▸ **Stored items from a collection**
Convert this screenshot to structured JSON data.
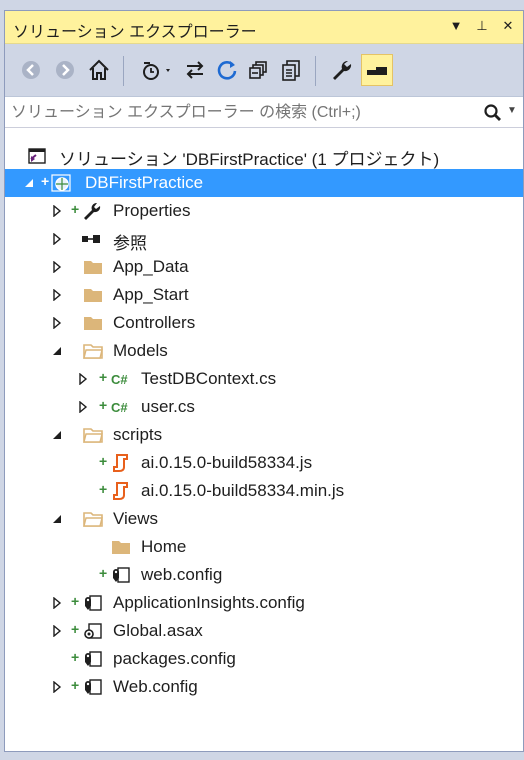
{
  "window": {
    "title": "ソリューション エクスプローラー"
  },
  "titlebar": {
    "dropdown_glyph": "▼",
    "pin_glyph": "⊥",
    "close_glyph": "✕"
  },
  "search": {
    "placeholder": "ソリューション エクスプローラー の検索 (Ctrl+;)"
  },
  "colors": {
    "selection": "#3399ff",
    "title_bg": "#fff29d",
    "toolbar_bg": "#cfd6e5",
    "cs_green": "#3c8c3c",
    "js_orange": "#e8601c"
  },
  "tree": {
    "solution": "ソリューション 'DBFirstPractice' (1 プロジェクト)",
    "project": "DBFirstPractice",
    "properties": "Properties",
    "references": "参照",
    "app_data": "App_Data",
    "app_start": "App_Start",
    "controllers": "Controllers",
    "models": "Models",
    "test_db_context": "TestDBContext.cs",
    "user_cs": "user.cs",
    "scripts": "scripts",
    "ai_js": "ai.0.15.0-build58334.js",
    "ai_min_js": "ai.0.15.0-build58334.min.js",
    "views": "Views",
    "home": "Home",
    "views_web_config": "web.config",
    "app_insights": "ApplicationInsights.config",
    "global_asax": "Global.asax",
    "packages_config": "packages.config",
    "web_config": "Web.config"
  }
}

...

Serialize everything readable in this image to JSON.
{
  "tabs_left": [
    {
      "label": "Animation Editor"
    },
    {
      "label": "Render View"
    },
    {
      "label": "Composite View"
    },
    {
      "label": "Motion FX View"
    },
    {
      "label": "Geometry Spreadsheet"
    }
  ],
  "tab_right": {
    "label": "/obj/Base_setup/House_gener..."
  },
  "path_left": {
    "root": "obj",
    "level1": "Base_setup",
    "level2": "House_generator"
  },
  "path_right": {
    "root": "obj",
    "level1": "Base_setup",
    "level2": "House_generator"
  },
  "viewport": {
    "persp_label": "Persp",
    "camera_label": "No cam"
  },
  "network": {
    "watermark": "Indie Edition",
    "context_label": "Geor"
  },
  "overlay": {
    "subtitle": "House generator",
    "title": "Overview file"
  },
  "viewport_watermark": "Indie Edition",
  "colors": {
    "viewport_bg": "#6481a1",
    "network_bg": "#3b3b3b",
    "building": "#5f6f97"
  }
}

...

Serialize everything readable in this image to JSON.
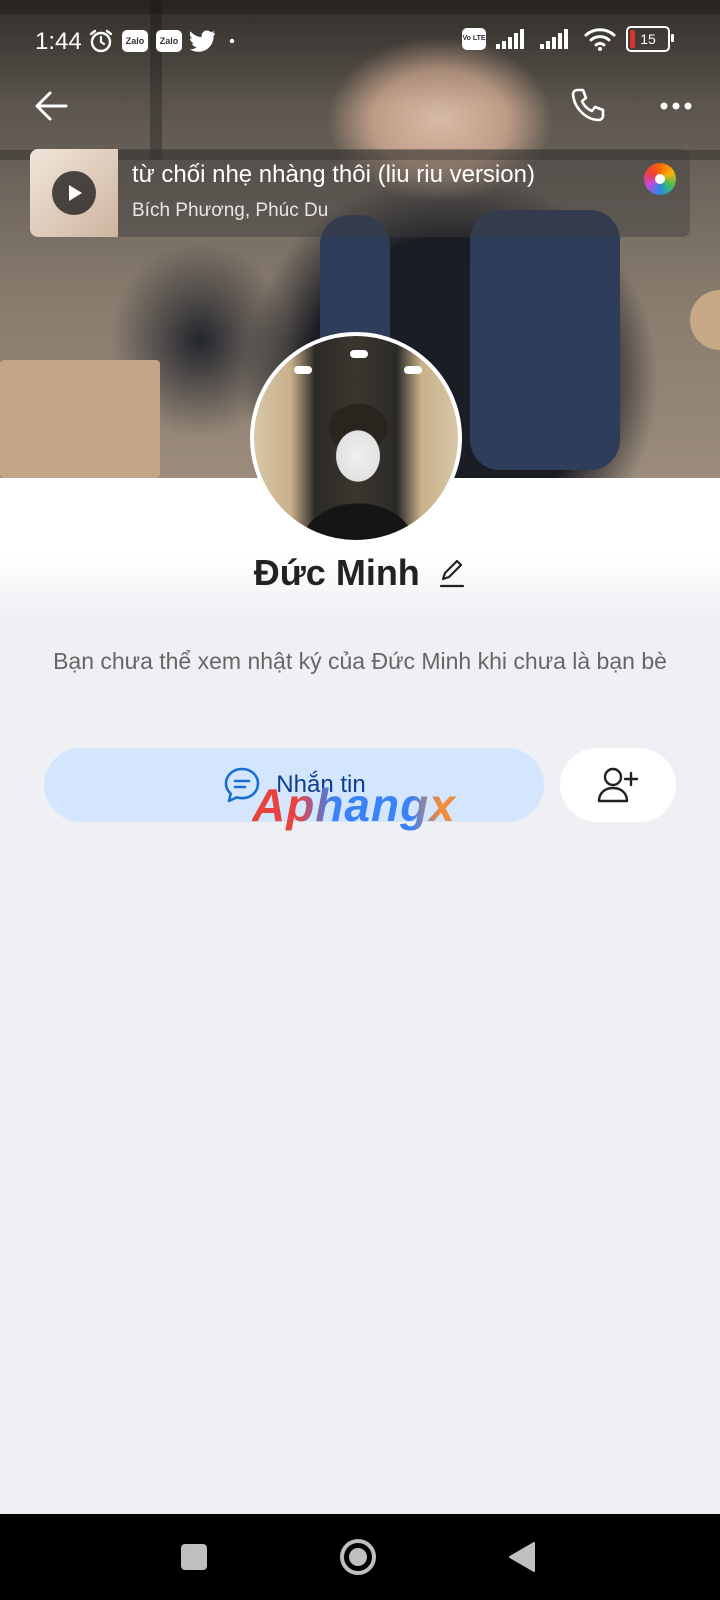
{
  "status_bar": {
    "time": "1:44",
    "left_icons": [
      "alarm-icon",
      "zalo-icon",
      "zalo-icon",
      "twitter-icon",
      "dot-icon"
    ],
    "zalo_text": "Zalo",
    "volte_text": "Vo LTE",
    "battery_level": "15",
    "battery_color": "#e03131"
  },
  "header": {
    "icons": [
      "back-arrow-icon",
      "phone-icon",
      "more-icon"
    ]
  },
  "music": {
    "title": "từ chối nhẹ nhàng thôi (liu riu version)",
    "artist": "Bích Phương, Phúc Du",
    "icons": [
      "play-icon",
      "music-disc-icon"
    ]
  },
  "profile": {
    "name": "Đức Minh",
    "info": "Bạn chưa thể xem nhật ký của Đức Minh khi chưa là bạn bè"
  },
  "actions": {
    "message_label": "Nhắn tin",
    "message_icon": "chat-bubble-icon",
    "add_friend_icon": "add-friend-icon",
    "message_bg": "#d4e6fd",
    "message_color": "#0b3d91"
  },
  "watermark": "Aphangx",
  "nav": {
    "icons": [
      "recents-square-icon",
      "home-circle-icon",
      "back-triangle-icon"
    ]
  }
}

▸ **WHAT THE TASK REQUIRES**
Pick out the lines above containing the word "ソリューション", then copy them.

▸ **EXPECTED ANSWER**
    "title": "ソリューション エクスプローラー"
    "placeholder": "ソリューション エクスプローラー の検索 (Ctrl+;)"
    "solution": "ソリューション 'DBFirstPractice' (1 プロジェクト)",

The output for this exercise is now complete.